* Start Stored data *

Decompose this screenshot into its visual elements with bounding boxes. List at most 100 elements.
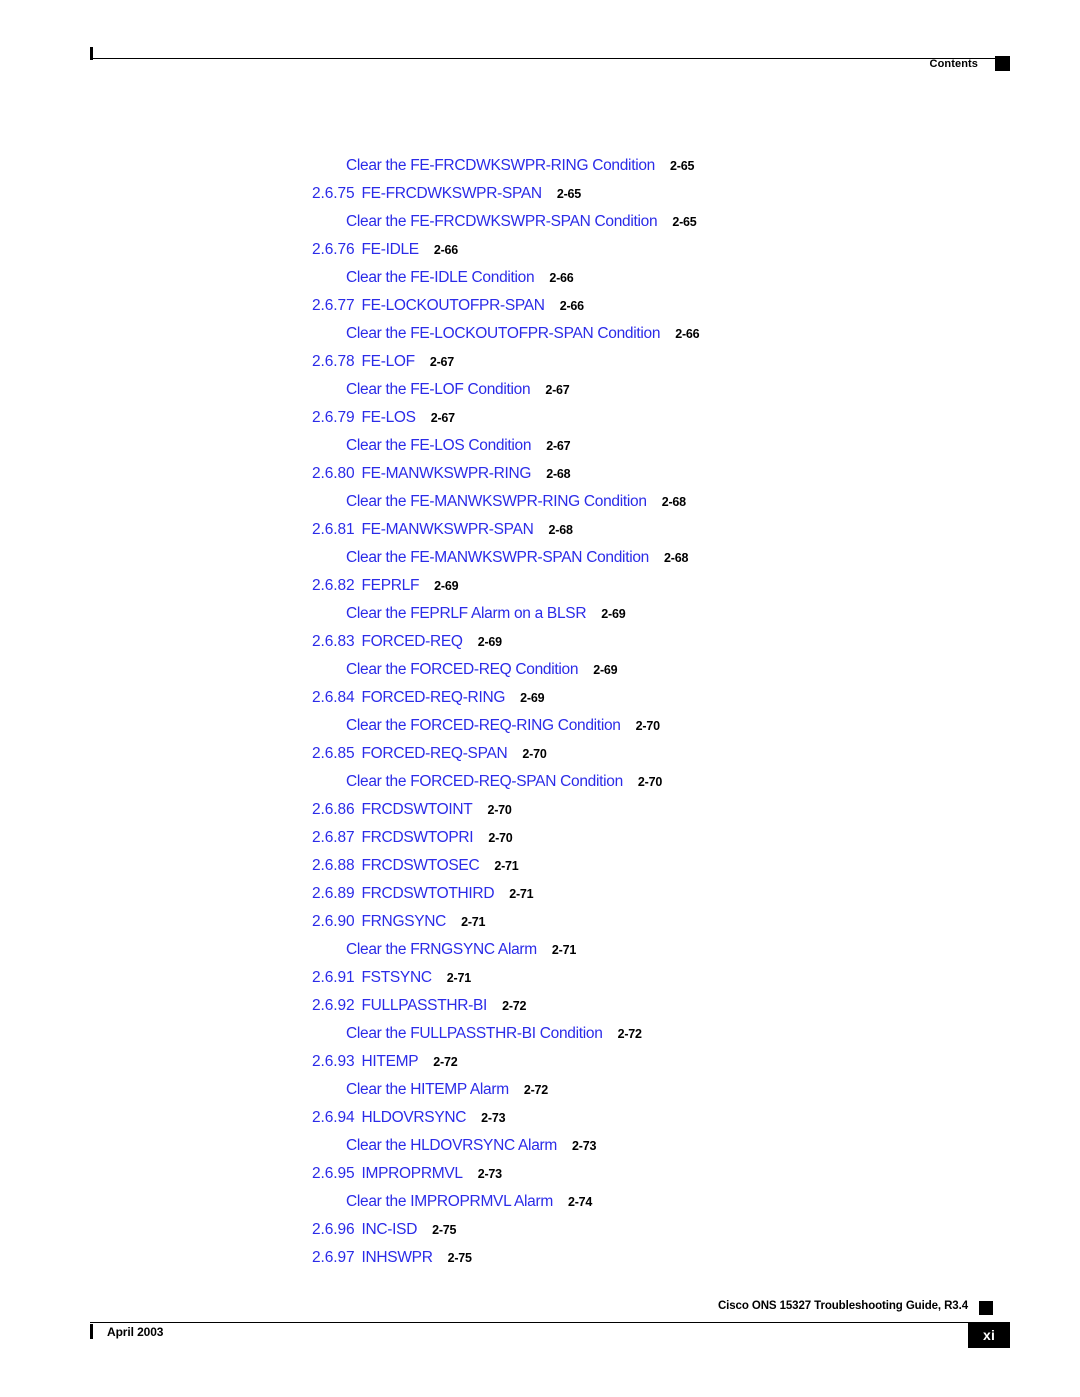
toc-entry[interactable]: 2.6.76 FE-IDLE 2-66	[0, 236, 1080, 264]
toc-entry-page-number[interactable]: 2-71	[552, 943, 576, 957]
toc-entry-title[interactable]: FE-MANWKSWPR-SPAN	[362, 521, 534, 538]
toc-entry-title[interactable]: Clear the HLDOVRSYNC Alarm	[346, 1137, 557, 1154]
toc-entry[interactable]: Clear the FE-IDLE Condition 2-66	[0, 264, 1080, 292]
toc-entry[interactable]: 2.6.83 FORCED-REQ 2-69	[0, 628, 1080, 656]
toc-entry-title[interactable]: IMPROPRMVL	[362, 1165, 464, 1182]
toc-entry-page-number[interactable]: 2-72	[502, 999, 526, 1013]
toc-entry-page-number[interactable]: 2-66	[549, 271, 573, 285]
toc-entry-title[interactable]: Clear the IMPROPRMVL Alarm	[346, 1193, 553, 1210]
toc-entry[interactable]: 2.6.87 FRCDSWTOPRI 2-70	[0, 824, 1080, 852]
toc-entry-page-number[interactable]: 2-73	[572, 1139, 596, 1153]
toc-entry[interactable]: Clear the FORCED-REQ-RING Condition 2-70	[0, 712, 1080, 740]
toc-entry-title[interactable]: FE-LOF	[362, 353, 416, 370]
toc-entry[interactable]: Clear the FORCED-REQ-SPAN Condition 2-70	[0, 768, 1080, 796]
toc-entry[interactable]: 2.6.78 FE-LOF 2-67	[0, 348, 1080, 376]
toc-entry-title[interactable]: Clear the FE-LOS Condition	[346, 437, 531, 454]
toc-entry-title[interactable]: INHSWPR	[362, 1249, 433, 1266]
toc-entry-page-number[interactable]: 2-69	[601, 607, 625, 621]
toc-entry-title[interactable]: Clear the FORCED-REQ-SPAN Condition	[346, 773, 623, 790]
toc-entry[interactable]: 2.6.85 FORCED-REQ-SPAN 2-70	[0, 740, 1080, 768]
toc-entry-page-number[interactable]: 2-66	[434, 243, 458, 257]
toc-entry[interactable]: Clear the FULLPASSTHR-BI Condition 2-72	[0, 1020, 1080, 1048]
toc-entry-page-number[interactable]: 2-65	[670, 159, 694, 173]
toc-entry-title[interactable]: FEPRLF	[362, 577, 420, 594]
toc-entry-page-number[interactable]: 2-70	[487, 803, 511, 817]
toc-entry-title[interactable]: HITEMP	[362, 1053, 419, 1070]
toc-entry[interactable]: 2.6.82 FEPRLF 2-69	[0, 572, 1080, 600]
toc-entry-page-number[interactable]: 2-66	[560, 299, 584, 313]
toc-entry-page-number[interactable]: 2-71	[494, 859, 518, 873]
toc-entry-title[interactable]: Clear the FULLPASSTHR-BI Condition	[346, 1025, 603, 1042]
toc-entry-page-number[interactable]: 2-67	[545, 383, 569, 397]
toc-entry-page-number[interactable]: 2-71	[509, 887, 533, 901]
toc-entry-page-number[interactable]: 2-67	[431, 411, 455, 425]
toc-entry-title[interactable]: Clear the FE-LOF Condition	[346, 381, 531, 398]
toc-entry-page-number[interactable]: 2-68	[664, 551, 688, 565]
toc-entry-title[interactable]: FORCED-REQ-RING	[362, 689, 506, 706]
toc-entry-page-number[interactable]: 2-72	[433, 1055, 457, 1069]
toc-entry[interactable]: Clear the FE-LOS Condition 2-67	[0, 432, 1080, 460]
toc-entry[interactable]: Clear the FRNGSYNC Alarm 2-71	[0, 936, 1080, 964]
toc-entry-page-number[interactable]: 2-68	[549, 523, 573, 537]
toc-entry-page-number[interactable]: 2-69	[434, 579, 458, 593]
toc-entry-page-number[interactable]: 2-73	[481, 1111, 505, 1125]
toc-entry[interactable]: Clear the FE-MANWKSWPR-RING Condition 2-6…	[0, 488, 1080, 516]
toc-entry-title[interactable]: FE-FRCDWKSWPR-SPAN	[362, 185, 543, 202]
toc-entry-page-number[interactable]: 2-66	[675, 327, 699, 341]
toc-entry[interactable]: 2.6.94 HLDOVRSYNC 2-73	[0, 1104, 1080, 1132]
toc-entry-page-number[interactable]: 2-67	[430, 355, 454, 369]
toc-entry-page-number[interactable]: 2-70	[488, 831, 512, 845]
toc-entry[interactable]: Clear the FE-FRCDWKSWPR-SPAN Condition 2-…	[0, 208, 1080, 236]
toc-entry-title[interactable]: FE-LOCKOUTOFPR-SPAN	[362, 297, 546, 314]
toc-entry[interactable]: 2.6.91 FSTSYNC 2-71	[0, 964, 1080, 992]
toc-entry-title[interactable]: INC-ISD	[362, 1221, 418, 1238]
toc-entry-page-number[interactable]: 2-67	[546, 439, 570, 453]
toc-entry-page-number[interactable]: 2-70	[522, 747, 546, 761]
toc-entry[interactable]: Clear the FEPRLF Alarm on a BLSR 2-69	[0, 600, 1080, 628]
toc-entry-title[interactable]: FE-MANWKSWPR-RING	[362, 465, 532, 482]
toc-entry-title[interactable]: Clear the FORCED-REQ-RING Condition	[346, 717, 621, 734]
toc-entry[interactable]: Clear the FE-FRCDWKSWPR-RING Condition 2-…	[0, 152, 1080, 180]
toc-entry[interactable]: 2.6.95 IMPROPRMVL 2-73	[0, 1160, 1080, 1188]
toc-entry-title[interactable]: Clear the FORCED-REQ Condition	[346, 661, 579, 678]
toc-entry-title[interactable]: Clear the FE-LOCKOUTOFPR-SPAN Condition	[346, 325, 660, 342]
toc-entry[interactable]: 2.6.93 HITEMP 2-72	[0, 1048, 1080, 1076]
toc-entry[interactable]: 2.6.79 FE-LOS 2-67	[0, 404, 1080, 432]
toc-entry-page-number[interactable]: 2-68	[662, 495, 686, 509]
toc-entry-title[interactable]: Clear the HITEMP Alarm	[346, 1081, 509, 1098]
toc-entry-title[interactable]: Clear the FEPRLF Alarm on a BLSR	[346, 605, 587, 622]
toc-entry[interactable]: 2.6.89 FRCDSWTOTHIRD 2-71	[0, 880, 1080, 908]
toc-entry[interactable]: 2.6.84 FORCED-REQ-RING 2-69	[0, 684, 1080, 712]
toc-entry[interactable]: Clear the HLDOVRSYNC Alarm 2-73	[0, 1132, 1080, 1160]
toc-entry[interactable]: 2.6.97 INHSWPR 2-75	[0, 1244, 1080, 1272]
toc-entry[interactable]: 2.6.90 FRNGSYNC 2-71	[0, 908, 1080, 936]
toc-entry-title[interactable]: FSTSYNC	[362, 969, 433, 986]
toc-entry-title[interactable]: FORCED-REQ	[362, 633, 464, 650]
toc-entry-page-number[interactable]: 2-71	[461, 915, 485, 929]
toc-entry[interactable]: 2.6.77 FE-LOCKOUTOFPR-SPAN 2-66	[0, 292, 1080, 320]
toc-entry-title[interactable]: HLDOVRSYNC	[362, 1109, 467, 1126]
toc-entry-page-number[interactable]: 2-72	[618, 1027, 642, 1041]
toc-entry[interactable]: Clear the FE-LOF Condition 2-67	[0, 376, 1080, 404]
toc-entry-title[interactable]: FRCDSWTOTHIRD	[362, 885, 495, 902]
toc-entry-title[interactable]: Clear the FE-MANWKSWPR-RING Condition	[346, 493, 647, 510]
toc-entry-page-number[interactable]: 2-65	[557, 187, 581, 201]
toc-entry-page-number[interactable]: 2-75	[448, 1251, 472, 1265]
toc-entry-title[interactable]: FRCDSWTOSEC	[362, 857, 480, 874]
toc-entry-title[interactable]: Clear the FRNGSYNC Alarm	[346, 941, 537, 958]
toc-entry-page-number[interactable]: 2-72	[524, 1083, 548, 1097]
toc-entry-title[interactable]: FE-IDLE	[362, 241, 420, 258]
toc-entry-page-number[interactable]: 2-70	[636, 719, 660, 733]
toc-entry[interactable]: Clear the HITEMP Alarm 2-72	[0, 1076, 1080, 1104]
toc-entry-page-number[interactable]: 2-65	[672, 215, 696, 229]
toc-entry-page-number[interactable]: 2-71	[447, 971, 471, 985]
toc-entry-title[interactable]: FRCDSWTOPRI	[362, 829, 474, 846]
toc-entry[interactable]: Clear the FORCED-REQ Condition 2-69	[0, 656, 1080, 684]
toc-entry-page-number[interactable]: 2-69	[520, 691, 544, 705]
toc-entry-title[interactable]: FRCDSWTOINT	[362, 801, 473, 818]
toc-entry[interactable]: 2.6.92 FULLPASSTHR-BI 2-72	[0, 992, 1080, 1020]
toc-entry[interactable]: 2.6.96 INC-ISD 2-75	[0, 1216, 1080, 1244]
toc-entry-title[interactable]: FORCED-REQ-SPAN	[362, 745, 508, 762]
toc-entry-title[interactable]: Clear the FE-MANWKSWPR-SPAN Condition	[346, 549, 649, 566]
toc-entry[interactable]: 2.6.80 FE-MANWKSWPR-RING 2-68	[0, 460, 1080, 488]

* End Stored data *
* Start Stored data *

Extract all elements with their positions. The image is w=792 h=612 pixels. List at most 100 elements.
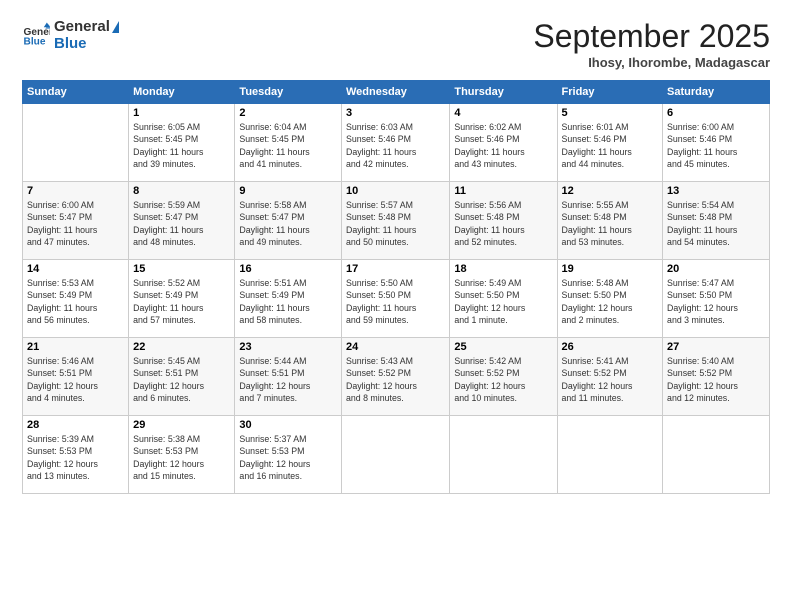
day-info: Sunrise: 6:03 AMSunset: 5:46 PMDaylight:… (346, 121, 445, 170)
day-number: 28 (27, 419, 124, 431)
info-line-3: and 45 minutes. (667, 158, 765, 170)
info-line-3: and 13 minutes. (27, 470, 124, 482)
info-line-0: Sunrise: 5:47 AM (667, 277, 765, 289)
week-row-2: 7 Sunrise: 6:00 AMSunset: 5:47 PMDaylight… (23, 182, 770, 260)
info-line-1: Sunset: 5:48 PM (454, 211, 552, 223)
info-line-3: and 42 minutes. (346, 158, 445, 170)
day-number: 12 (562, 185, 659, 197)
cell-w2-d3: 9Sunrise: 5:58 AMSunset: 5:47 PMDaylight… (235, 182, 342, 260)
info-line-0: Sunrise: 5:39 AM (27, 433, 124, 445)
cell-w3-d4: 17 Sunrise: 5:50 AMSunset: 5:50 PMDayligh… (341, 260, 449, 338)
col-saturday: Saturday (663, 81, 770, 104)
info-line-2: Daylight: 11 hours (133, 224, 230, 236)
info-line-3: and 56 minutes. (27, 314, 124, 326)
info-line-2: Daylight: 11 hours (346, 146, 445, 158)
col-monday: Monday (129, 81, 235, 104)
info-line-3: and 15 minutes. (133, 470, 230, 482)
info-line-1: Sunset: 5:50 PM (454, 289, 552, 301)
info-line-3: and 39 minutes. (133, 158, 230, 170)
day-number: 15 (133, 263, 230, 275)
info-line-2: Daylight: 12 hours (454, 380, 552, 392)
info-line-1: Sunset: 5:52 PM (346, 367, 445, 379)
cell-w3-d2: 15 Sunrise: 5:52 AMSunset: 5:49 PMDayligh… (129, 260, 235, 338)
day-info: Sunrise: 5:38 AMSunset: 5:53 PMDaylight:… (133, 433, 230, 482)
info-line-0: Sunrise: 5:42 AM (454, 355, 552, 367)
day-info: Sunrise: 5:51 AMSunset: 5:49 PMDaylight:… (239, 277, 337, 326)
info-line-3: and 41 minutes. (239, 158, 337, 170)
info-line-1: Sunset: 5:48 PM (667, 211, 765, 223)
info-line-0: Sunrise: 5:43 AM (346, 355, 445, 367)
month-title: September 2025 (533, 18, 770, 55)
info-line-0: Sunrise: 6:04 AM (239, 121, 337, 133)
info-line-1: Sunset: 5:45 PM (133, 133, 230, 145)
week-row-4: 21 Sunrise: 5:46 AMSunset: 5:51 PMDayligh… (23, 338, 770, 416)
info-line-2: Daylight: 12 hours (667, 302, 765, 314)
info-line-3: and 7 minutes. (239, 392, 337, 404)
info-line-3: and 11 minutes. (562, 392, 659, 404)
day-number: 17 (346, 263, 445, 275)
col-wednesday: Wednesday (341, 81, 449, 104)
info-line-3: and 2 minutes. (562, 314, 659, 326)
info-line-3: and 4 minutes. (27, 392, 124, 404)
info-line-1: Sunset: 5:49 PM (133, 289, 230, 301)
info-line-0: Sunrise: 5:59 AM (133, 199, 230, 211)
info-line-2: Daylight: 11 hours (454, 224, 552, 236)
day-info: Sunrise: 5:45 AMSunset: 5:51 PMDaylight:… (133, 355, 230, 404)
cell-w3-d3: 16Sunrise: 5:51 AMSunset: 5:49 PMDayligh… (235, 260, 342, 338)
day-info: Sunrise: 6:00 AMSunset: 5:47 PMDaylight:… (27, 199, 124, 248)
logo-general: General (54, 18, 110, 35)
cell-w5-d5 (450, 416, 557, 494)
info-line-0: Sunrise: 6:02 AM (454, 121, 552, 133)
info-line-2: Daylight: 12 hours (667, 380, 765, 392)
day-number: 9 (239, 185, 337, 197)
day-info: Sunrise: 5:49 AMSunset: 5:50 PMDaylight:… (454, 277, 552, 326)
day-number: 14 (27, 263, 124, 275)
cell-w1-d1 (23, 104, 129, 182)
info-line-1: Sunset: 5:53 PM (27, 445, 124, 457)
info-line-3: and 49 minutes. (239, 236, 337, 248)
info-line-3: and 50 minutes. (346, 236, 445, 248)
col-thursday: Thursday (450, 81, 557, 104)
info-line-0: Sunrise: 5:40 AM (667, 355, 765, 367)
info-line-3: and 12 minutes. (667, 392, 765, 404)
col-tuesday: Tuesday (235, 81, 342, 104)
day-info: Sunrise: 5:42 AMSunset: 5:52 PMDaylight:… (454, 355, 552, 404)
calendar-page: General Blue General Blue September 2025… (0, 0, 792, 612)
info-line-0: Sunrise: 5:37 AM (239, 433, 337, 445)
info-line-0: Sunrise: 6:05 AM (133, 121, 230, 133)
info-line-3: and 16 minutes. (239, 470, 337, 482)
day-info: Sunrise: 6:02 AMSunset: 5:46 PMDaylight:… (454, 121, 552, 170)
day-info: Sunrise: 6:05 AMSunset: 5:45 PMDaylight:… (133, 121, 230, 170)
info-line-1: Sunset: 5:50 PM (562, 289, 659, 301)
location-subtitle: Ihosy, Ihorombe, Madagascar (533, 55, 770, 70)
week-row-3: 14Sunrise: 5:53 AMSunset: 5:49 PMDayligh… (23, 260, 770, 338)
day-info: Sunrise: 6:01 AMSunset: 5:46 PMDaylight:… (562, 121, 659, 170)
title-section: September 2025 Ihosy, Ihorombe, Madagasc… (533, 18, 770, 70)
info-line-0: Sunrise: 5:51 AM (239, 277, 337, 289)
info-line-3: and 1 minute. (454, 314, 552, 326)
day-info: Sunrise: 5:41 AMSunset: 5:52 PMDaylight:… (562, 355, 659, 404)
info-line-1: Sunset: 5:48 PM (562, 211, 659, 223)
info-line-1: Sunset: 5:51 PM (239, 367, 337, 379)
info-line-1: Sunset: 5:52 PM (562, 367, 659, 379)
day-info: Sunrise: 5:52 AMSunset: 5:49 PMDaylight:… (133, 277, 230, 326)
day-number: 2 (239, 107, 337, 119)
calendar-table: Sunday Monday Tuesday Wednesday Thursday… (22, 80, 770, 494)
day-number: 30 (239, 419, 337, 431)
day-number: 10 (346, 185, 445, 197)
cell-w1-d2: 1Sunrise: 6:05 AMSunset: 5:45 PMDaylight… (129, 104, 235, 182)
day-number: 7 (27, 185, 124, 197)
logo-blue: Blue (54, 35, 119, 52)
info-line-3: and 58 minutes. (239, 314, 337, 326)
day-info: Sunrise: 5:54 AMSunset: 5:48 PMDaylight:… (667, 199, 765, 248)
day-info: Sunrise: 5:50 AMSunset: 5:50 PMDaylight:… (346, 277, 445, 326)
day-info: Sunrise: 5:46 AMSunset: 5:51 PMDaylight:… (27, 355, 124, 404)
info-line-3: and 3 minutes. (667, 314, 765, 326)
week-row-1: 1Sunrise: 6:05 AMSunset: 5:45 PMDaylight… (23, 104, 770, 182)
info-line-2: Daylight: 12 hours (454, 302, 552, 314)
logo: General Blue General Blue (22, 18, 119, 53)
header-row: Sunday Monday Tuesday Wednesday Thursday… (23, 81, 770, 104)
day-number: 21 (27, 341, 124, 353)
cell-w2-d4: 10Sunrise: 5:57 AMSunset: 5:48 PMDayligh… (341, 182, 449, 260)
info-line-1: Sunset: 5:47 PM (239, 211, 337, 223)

* End Stored data *

Find every line in the material above that contains the string "MANWKSWPR" and copy each of those lines. Count a line only if the letters match in case.

toc-entry-title[interactable]: FE-MANWKSWPR-SPAN	[362, 521, 534, 538]
toc-entry[interactable]: Clear the FE-MANWKSWPR-RING Condition 2-6…	[0, 488, 1080, 516]
toc-entry-title[interactable]: FE-MANWKSWPR-RING	[362, 465, 532, 482]
toc-entry-title[interactable]: Clear the FE-MANWKSWPR-RING Condition	[346, 493, 647, 510]
toc-entry-title[interactable]: Clear the FE-MANWKSWPR-SPAN Condition	[346, 549, 649, 566]
toc-entry[interactable]: 2.6.80 FE-MANWKSWPR-RING 2-68	[0, 460, 1080, 488]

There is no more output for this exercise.